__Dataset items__
%%

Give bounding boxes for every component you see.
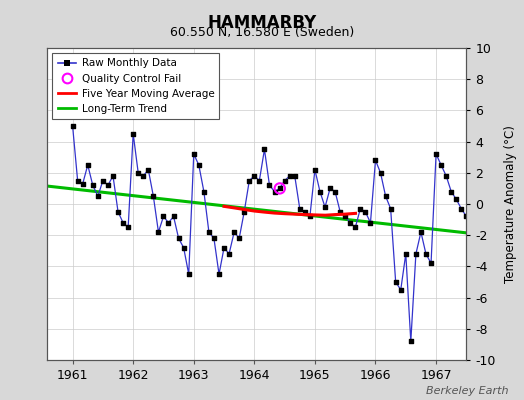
Point <box>235 235 243 242</box>
Point <box>159 213 168 220</box>
Point <box>83 162 92 168</box>
Point <box>109 173 117 179</box>
Point <box>427 260 435 266</box>
Point <box>240 209 248 215</box>
Point <box>311 166 319 173</box>
Point <box>114 209 122 215</box>
Point <box>144 166 152 173</box>
Point <box>447 188 455 195</box>
Point <box>104 182 112 188</box>
Point <box>336 209 344 215</box>
Point <box>270 188 279 195</box>
Point <box>179 244 188 251</box>
Text: Berkeley Earth: Berkeley Earth <box>426 386 508 396</box>
Point <box>477 229 486 235</box>
Point <box>487 162 496 168</box>
Point <box>381 193 390 199</box>
Point <box>89 182 97 188</box>
Point <box>165 220 173 226</box>
Point <box>149 193 158 199</box>
Point <box>190 151 198 157</box>
Point <box>139 173 147 179</box>
Point <box>417 229 425 235</box>
Point <box>346 220 354 226</box>
Point <box>401 251 410 257</box>
Point <box>457 206 465 212</box>
Point <box>230 229 238 235</box>
Point <box>276 185 284 192</box>
Point <box>69 123 77 129</box>
Point <box>407 338 415 344</box>
Point <box>184 271 193 278</box>
Point <box>124 224 133 230</box>
Point <box>276 185 284 192</box>
Point <box>432 151 440 157</box>
Point <box>255 178 264 184</box>
Point <box>134 170 143 176</box>
Point <box>467 220 476 226</box>
Point <box>372 157 380 164</box>
Point <box>482 193 490 199</box>
Point <box>442 173 451 179</box>
Point <box>260 146 269 152</box>
Point <box>305 213 314 220</box>
Point <box>301 209 309 215</box>
Point <box>462 213 471 220</box>
Point <box>296 206 304 212</box>
Point <box>200 188 208 195</box>
Point <box>169 213 178 220</box>
Point <box>316 188 324 195</box>
Point <box>280 178 289 184</box>
Point <box>391 279 400 285</box>
Point <box>174 235 183 242</box>
Point <box>472 260 481 266</box>
Point <box>366 220 375 226</box>
Point <box>341 213 350 220</box>
Point <box>99 178 107 184</box>
Point <box>119 220 127 226</box>
Point <box>129 130 137 137</box>
Point <box>290 173 299 179</box>
Text: HAMMARBY: HAMMARBY <box>208 14 316 32</box>
Point <box>225 251 233 257</box>
Point <box>94 193 102 199</box>
Point <box>286 173 294 179</box>
Point <box>210 235 218 242</box>
Point <box>351 224 359 230</box>
Legend: Raw Monthly Data, Quality Control Fail, Five Year Moving Average, Long-Term Tren: Raw Monthly Data, Quality Control Fail, … <box>52 53 220 119</box>
Point <box>361 209 369 215</box>
Point <box>326 185 334 192</box>
Point <box>452 196 461 202</box>
Point <box>437 162 445 168</box>
Point <box>331 188 339 195</box>
Y-axis label: Temperature Anomaly (°C): Temperature Anomaly (°C) <box>504 125 517 283</box>
Point <box>79 180 87 187</box>
Point <box>397 286 405 293</box>
Point <box>376 170 385 176</box>
Point <box>412 251 420 257</box>
Point <box>220 244 228 251</box>
Point <box>194 162 203 168</box>
Point <box>250 173 258 179</box>
Point <box>265 182 274 188</box>
Point <box>422 251 430 257</box>
Text: 60.550 N, 16.580 E (Sweden): 60.550 N, 16.580 E (Sweden) <box>170 26 354 39</box>
Point <box>356 206 365 212</box>
Point <box>73 178 82 184</box>
Point <box>215 271 223 278</box>
Point <box>154 229 162 235</box>
Point <box>245 178 254 184</box>
Point <box>205 229 213 235</box>
Point <box>321 204 329 210</box>
Point <box>386 206 395 212</box>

%%

__WHAT TO DO__
Copy the records above line for line, leaving out the pictures.

__RESPONSE TO THIS EXERCISE__
Give bounding boxes for every component you see.
Point <box>235 235 243 242</box>
Point <box>159 213 168 220</box>
Point <box>83 162 92 168</box>
Point <box>109 173 117 179</box>
Point <box>427 260 435 266</box>
Point <box>240 209 248 215</box>
Point <box>311 166 319 173</box>
Point <box>114 209 122 215</box>
Point <box>144 166 152 173</box>
Point <box>447 188 455 195</box>
Point <box>104 182 112 188</box>
Point <box>336 209 344 215</box>
Point <box>270 188 279 195</box>
Point <box>179 244 188 251</box>
Text: Berkeley Earth: Berkeley Earth <box>426 386 508 396</box>
Point <box>477 229 486 235</box>
Point <box>487 162 496 168</box>
Point <box>381 193 390 199</box>
Point <box>89 182 97 188</box>
Point <box>165 220 173 226</box>
Point <box>149 193 158 199</box>
Point <box>190 151 198 157</box>
Point <box>139 173 147 179</box>
Point <box>417 229 425 235</box>
Point <box>346 220 354 226</box>
Point <box>401 251 410 257</box>
Point <box>457 206 465 212</box>
Point <box>230 229 238 235</box>
Point <box>276 185 284 192</box>
Point <box>69 123 77 129</box>
Point <box>407 338 415 344</box>
Point <box>184 271 193 278</box>
Point <box>124 224 133 230</box>
Point <box>276 185 284 192</box>
Point <box>432 151 440 157</box>
Point <box>255 178 264 184</box>
Point <box>134 170 143 176</box>
Point <box>467 220 476 226</box>
Point <box>372 157 380 164</box>
Point <box>482 193 490 199</box>
Point <box>442 173 451 179</box>
Point <box>260 146 269 152</box>
Point <box>305 213 314 220</box>
Point <box>301 209 309 215</box>
Point <box>462 213 471 220</box>
Point <box>296 206 304 212</box>
Point <box>200 188 208 195</box>
Point <box>169 213 178 220</box>
Point <box>316 188 324 195</box>
Point <box>280 178 289 184</box>
Point <box>391 279 400 285</box>
Point <box>174 235 183 242</box>
Point <box>472 260 481 266</box>
Point <box>366 220 375 226</box>
Point <box>341 213 350 220</box>
Point <box>99 178 107 184</box>
Point <box>119 220 127 226</box>
Point <box>129 130 137 137</box>
Point <box>290 173 299 179</box>
Text: HAMMARBY: HAMMARBY <box>208 14 316 32</box>
Point <box>225 251 233 257</box>
Point <box>94 193 102 199</box>
Point <box>286 173 294 179</box>
Point <box>210 235 218 242</box>
Point <box>351 224 359 230</box>
Legend: Raw Monthly Data, Quality Control Fail, Five Year Moving Average, Long-Term Tren: Raw Monthly Data, Quality Control Fail, … <box>52 53 220 119</box>
Point <box>361 209 369 215</box>
Point <box>326 185 334 192</box>
Point <box>452 196 461 202</box>
Point <box>437 162 445 168</box>
Point <box>331 188 339 195</box>
Y-axis label: Temperature Anomaly (°C): Temperature Anomaly (°C) <box>504 125 517 283</box>
Point <box>79 180 87 187</box>
Point <box>397 286 405 293</box>
Point <box>376 170 385 176</box>
Point <box>412 251 420 257</box>
Point <box>220 244 228 251</box>
Point <box>194 162 203 168</box>
Point <box>250 173 258 179</box>
Point <box>265 182 274 188</box>
Point <box>422 251 430 257</box>
Text: 60.550 N, 16.580 E (Sweden): 60.550 N, 16.580 E (Sweden) <box>170 26 354 39</box>
Point <box>356 206 365 212</box>
Point <box>73 178 82 184</box>
Point <box>215 271 223 278</box>
Point <box>154 229 162 235</box>
Point <box>245 178 254 184</box>
Point <box>205 229 213 235</box>
Point <box>321 204 329 210</box>
Point <box>386 206 395 212</box>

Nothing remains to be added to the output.